= CHALLENGE =
Quote the entries in full, character for character, without their images.

= TASK MATERIAL =
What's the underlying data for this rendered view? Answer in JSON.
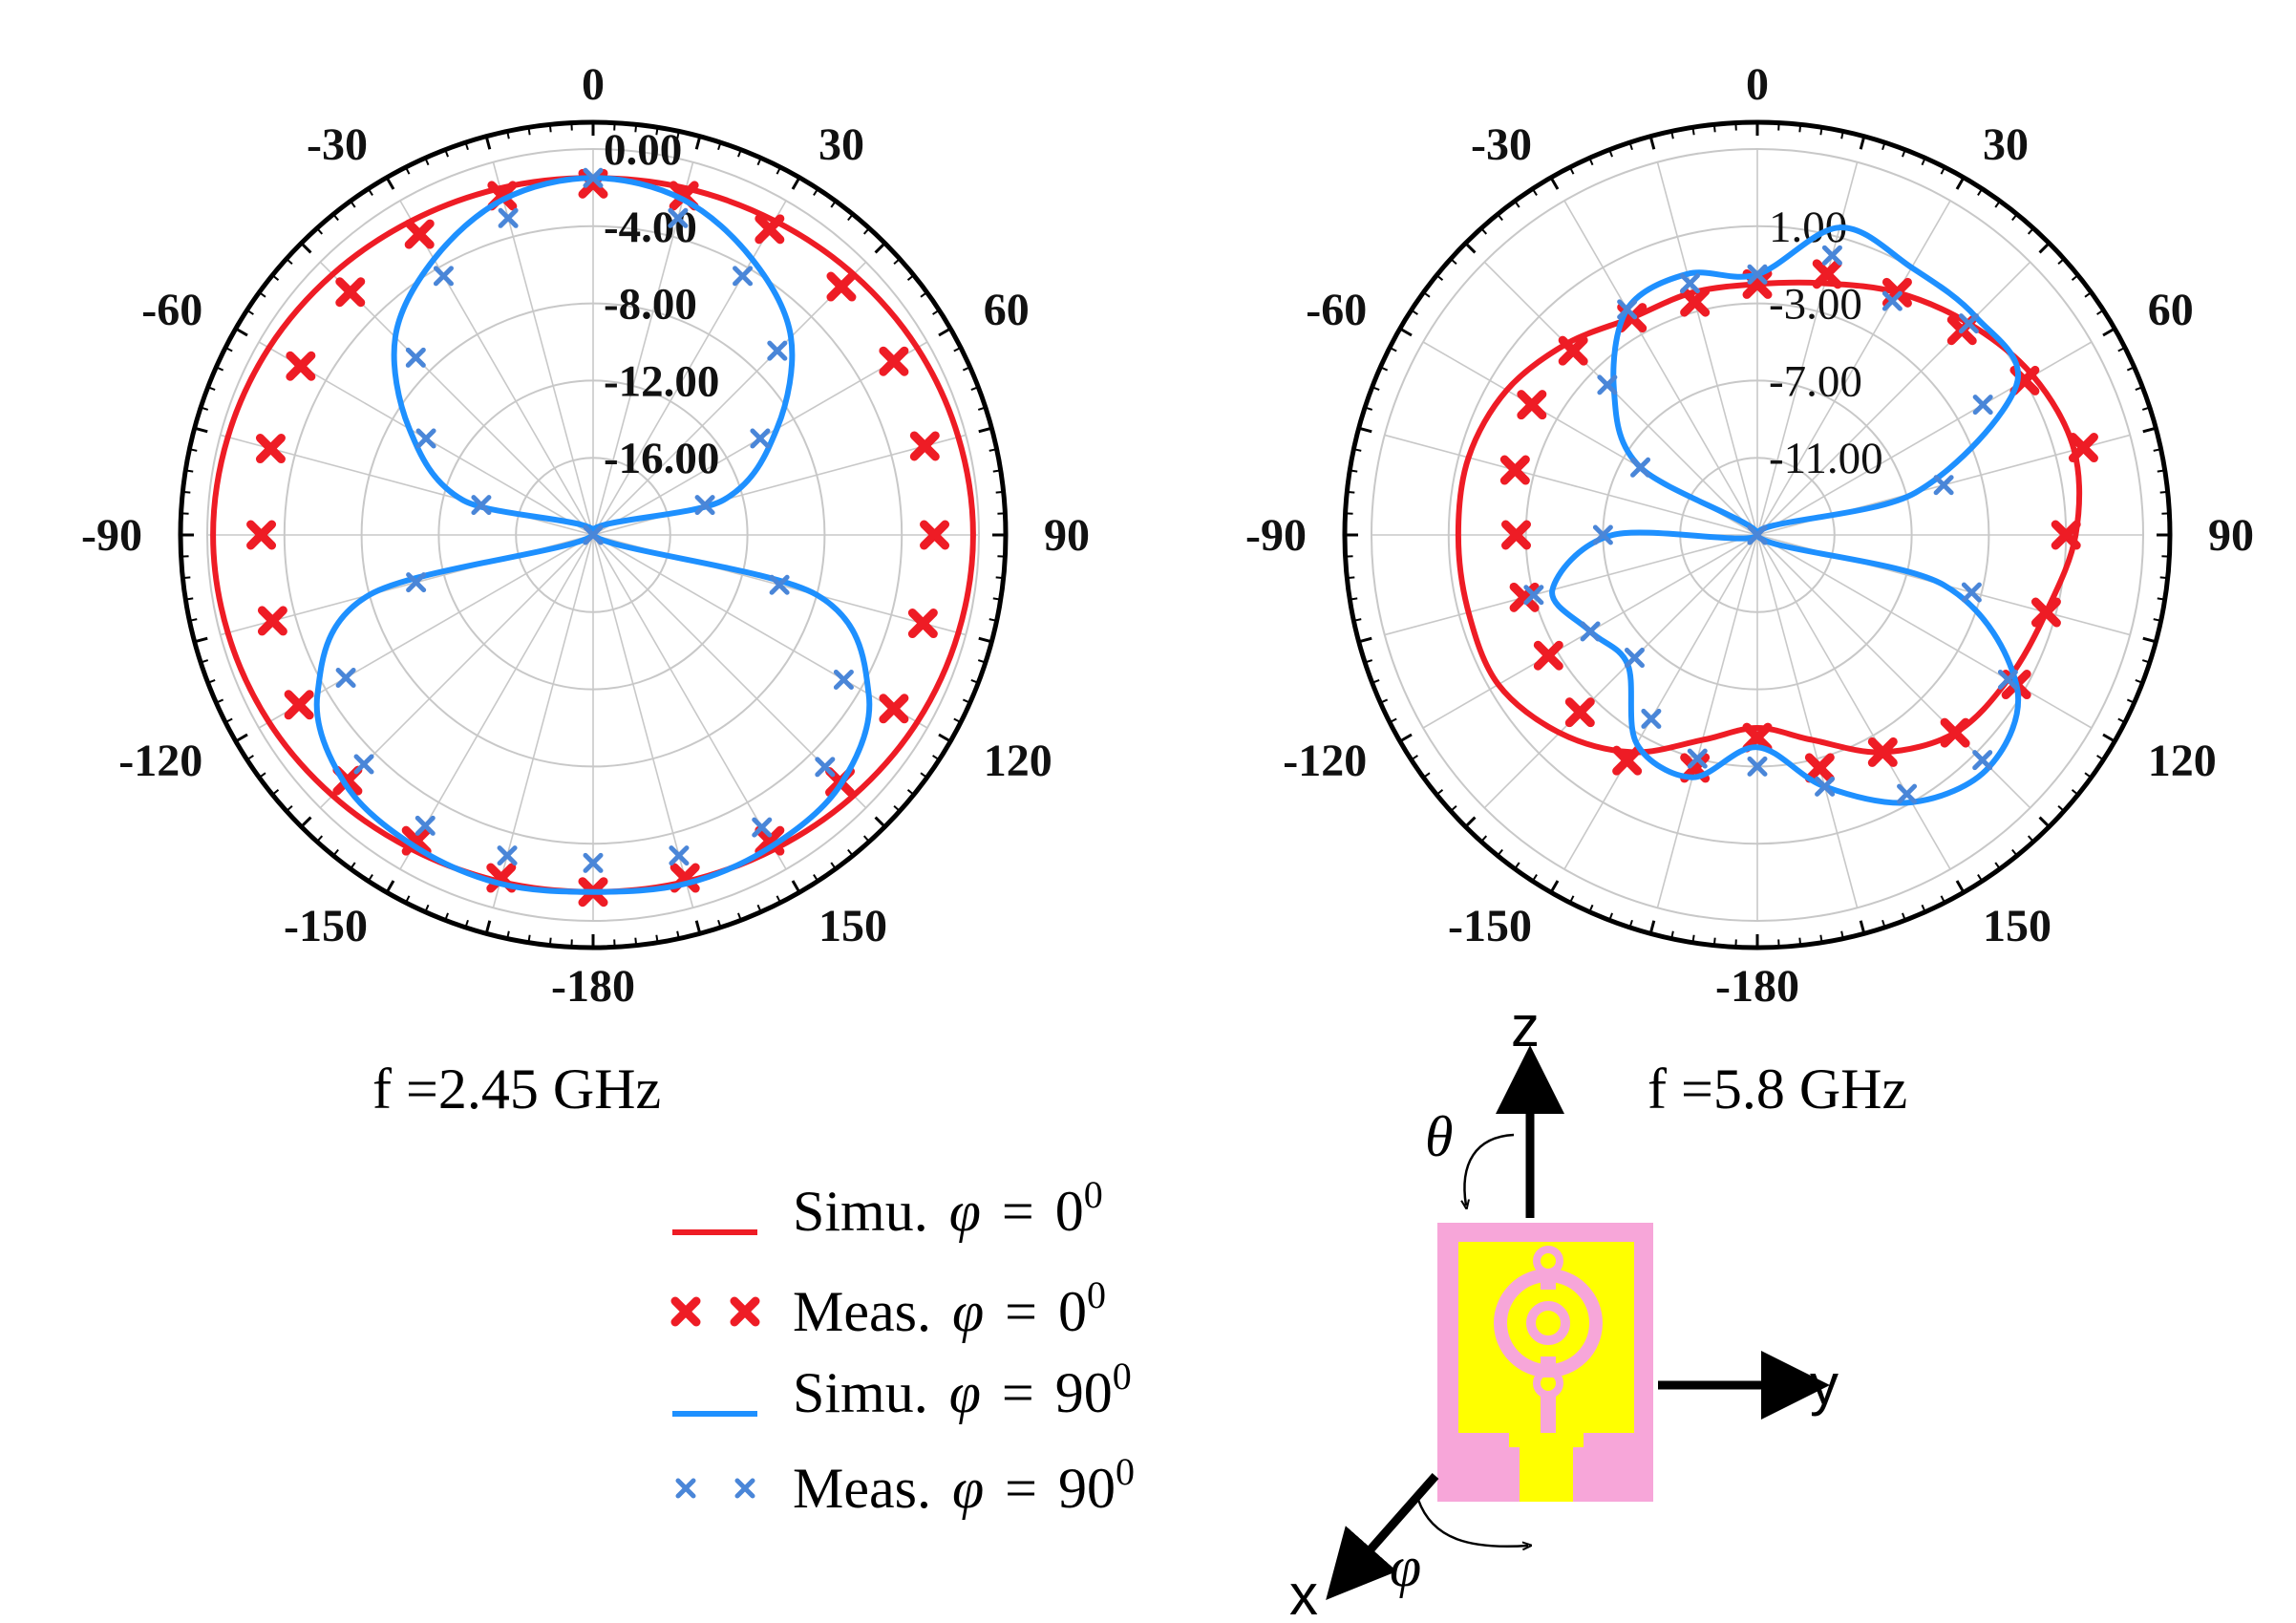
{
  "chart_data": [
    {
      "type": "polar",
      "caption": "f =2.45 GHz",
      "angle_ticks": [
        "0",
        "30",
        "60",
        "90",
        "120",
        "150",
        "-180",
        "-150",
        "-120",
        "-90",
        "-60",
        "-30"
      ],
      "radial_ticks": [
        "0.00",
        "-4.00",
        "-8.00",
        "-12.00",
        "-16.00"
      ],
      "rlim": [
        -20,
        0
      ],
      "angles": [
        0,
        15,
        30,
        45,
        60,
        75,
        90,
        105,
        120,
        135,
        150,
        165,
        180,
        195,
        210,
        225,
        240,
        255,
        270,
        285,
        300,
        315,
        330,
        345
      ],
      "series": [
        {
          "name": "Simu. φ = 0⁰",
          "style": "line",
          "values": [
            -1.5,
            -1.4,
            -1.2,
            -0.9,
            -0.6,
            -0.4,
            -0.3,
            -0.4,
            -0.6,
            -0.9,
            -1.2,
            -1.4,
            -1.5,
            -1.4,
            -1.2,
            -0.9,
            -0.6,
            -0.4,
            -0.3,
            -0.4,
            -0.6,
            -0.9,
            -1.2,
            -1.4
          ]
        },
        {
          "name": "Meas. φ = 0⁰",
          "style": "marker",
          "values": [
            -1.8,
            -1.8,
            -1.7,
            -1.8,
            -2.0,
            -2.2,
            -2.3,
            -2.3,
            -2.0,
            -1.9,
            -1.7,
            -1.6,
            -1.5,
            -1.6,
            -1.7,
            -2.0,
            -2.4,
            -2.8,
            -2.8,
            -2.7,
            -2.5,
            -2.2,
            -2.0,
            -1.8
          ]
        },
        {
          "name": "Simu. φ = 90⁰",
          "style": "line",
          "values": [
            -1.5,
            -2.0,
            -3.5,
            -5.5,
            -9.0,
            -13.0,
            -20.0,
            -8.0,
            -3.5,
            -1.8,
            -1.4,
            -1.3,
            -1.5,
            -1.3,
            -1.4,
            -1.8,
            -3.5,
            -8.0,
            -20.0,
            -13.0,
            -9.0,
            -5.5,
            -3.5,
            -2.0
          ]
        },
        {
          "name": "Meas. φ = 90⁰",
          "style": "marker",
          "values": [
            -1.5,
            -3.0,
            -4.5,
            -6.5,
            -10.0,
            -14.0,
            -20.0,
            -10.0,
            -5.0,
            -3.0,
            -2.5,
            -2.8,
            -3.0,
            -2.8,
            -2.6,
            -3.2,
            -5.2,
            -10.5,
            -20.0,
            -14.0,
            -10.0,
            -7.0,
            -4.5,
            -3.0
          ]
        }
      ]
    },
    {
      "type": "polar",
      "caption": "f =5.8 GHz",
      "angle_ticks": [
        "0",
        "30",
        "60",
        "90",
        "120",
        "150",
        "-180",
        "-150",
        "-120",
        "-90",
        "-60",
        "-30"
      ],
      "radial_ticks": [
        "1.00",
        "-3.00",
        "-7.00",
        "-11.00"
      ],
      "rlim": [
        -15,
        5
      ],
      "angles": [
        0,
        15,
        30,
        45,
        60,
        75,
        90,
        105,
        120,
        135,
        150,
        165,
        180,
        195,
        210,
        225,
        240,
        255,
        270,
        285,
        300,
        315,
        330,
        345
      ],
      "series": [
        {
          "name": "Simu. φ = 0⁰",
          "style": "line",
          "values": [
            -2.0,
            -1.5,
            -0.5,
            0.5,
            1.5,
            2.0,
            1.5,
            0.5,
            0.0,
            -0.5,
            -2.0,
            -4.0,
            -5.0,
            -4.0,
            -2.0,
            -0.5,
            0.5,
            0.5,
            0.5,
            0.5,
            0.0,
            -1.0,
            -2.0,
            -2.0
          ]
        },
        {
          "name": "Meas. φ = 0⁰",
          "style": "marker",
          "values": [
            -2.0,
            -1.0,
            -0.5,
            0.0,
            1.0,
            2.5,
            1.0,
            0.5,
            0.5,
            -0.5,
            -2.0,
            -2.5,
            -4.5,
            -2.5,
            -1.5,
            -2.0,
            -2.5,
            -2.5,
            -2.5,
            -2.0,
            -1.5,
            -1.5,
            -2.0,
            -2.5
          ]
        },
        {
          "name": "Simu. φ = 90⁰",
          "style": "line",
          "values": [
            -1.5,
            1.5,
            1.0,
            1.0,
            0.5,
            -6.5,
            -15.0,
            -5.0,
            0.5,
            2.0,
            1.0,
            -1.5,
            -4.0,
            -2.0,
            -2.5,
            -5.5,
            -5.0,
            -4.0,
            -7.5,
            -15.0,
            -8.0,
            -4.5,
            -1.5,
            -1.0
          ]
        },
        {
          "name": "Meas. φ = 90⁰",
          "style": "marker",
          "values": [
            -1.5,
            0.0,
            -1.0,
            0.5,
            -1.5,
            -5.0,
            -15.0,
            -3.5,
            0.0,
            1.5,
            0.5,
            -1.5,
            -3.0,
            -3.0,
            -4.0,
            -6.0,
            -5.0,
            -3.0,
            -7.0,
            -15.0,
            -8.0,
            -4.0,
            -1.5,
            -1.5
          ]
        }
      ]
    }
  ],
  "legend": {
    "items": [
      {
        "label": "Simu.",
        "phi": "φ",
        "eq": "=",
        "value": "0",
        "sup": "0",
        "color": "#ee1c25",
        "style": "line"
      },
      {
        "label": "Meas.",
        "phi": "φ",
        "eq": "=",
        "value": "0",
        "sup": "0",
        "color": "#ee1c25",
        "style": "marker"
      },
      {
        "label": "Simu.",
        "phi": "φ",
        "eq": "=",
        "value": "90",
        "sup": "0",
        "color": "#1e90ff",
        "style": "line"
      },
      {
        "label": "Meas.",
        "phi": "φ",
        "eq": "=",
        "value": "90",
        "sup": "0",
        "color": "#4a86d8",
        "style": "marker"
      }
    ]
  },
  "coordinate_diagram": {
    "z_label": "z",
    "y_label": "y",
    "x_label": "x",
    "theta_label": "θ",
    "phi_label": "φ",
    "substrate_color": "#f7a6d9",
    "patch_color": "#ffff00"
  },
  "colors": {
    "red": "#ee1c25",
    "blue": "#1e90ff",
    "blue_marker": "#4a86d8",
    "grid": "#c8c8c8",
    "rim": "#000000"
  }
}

= RIGHT ANSWER =
What's the underlying data for this rendered view? Answer in JSON.
{
  "chart_data": [
    {
      "type": "polar",
      "caption": "f =2.45 GHz",
      "angle_ticks": [
        "0",
        "30",
        "60",
        "90",
        "120",
        "150",
        "-180",
        "-150",
        "-120",
        "-90",
        "-60",
        "-30"
      ],
      "radial_ticks": [
        "0.00",
        "-4.00",
        "-8.00",
        "-12.00",
        "-16.00"
      ],
      "rlim": [
        -20,
        0
      ],
      "angles": [
        0,
        15,
        30,
        45,
        60,
        75,
        90,
        105,
        120,
        135,
        150,
        165,
        180,
        195,
        210,
        225,
        240,
        255,
        270,
        285,
        300,
        315,
        330,
        345
      ],
      "series": [
        {
          "name": "Simu. φ = 0⁰",
          "style": "line",
          "values": [
            -1.5,
            -1.4,
            -1.2,
            -0.9,
            -0.6,
            -0.4,
            -0.3,
            -0.4,
            -0.6,
            -0.9,
            -1.2,
            -1.4,
            -1.5,
            -1.4,
            -1.2,
            -0.9,
            -0.6,
            -0.4,
            -0.3,
            -0.4,
            -0.6,
            -0.9,
            -1.2,
            -1.4
          ]
        },
        {
          "name": "Meas. φ = 0⁰",
          "style": "marker",
          "values": [
            -1.8,
            -1.8,
            -1.7,
            -1.8,
            -2.0,
            -2.2,
            -2.3,
            -2.3,
            -2.0,
            -1.9,
            -1.7,
            -1.6,
            -1.5,
            -1.6,
            -1.7,
            -2.0,
            -2.4,
            -2.8,
            -2.8,
            -2.7,
            -2.5,
            -2.2,
            -2.0,
            -1.8
          ]
        },
        {
          "name": "Simu. φ = 90⁰",
          "style": "line",
          "values": [
            -1.5,
            -2.0,
            -3.5,
            -5.5,
            -9.0,
            -13.0,
            -20.0,
            -8.0,
            -3.5,
            -1.8,
            -1.4,
            -1.3,
            -1.5,
            -1.3,
            -1.4,
            -1.8,
            -3.5,
            -8.0,
            -20.0,
            -13.0,
            -9.0,
            -5.5,
            -3.5,
            -2.0
          ]
        },
        {
          "name": "Meas. φ = 90⁰",
          "style": "marker",
          "values": [
            -1.5,
            -3.0,
            -4.5,
            -6.5,
            -10.0,
            -14.0,
            -20.0,
            -10.0,
            -5.0,
            -3.0,
            -2.5,
            -2.8,
            -3.0,
            -2.8,
            -2.6,
            -3.2,
            -5.2,
            -10.5,
            -20.0,
            -14.0,
            -10.0,
            -7.0,
            -4.5,
            -3.0
          ]
        }
      ]
    },
    {
      "type": "polar",
      "caption": "f =5.8 GHz",
      "angle_ticks": [
        "0",
        "30",
        "60",
        "90",
        "120",
        "150",
        "-180",
        "-150",
        "-120",
        "-90",
        "-60",
        "-30"
      ],
      "radial_ticks": [
        "1.00",
        "-3.00",
        "-7.00",
        "-11.00"
      ],
      "rlim": [
        -15,
        5
      ],
      "angles": [
        0,
        15,
        30,
        45,
        60,
        75,
        90,
        105,
        120,
        135,
        150,
        165,
        180,
        195,
        210,
        225,
        240,
        255,
        270,
        285,
        300,
        315,
        330,
        345
      ],
      "series": [
        {
          "name": "Simu. φ = 0⁰",
          "style": "line",
          "values": [
            -2.0,
            -1.5,
            -0.5,
            0.5,
            1.5,
            2.0,
            1.5,
            0.5,
            0.0,
            -0.5,
            -2.0,
            -4.0,
            -5.0,
            -4.0,
            -2.0,
            -0.5,
            0.5,
            0.5,
            0.5,
            0.5,
            0.0,
            -1.0,
            -2.0,
            -2.0
          ]
        },
        {
          "name": "Meas. φ = 0⁰",
          "style": "marker",
          "values": [
            -2.0,
            -1.0,
            -0.5,
            0.0,
            1.0,
            2.5,
            1.0,
            0.5,
            0.5,
            -0.5,
            -2.0,
            -2.5,
            -4.5,
            -2.5,
            -1.5,
            -2.0,
            -2.5,
            -2.5,
            -2.5,
            -2.0,
            -1.5,
            -1.5,
            -2.0,
            -2.5
          ]
        },
        {
          "name": "Simu. φ = 90⁰",
          "style": "line",
          "values": [
            -1.5,
            1.5,
            1.0,
            1.0,
            0.5,
            -6.5,
            -15.0,
            -5.0,
            0.5,
            2.0,
            1.0,
            -1.5,
            -4.0,
            -2.0,
            -2.5,
            -5.5,
            -5.0,
            -4.0,
            -7.5,
            -15.0,
            -8.0,
            -4.5,
            -1.5,
            -1.0
          ]
        },
        {
          "name": "Meas. φ = 90⁰",
          "style": "marker",
          "values": [
            -1.5,
            0.0,
            -1.0,
            0.5,
            -1.5,
            -5.0,
            -15.0,
            -3.5,
            0.0,
            1.5,
            0.5,
            -1.5,
            -3.0,
            -3.0,
            -4.0,
            -6.0,
            -5.0,
            -3.0,
            -7.0,
            -15.0,
            -8.0,
            -4.0,
            -1.5,
            -1.5
          ]
        }
      ]
    }
  ],
  "legend": {
    "items": [
      {
        "label": "Simu.",
        "phi": "φ",
        "eq": "=",
        "value": "0",
        "sup": "0",
        "color": "#ee1c25",
        "style": "line"
      },
      {
        "label": "Meas.",
        "phi": "φ",
        "eq": "=",
        "value": "0",
        "sup": "0",
        "color": "#ee1c25",
        "style": "marker"
      },
      {
        "label": "Simu.",
        "phi": "φ",
        "eq": "=",
        "value": "90",
        "sup": "0",
        "color": "#1e90ff",
        "style": "line"
      },
      {
        "label": "Meas.",
        "phi": "φ",
        "eq": "=",
        "value": "90",
        "sup": "0",
        "color": "#4a86d8",
        "style": "marker"
      }
    ]
  },
  "coordinate_diagram": {
    "z_label": "z",
    "y_label": "y",
    "x_label": "x",
    "theta_label": "θ",
    "phi_label": "φ",
    "substrate_color": "#f7a6d9",
    "patch_color": "#ffff00"
  },
  "colors": {
    "red": "#ee1c25",
    "blue": "#1e90ff",
    "blue_marker": "#4a86d8",
    "grid": "#c8c8c8",
    "rim": "#000000"
  }
}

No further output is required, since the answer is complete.